— What the exercise asks —
Transcribe the listing word for word.

(Data entries)

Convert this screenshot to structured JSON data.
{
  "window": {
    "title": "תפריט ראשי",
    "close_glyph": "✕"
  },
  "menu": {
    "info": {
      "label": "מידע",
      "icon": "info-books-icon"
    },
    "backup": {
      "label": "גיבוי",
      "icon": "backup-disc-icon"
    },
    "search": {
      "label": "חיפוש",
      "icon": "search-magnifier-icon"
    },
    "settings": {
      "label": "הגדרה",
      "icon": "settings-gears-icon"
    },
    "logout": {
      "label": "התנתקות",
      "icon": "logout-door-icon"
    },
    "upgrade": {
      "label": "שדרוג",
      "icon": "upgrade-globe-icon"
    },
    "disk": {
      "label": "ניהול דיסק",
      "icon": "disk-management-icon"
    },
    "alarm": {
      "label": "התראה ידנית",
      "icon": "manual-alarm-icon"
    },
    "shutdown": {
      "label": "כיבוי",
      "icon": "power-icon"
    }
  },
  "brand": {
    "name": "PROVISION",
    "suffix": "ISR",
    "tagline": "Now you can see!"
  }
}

— Exercise output —
Convert this screenshot to structured JSON data.
{
  "window": {
    "title": "תפריט ראשי",
    "close_glyph": "✕"
  },
  "menu": {
    "info": {
      "label": "מידע",
      "icon": "info-books-icon"
    },
    "backup": {
      "label": "גיבוי",
      "icon": "backup-disc-icon"
    },
    "search": {
      "label": "חיפוש",
      "icon": "search-magnifier-icon"
    },
    "settings": {
      "label": "הגדרה",
      "icon": "settings-gears-icon"
    },
    "logout": {
      "label": "התנתקות",
      "icon": "logout-door-icon"
    },
    "upgrade": {
      "label": "שדרוג",
      "icon": "upgrade-globe-icon"
    },
    "disk": {
      "label": "ניהול דיסק",
      "icon": "disk-management-icon"
    },
    "alarm": {
      "label": "התראה ידנית",
      "icon": "manual-alarm-icon"
    },
    "shutdown": {
      "label": "כיבוי",
      "icon": "power-icon"
    }
  },
  "brand": {
    "name": "PROVISION",
    "suffix": "ISR",
    "tagline": "Now you can see!"
  }
}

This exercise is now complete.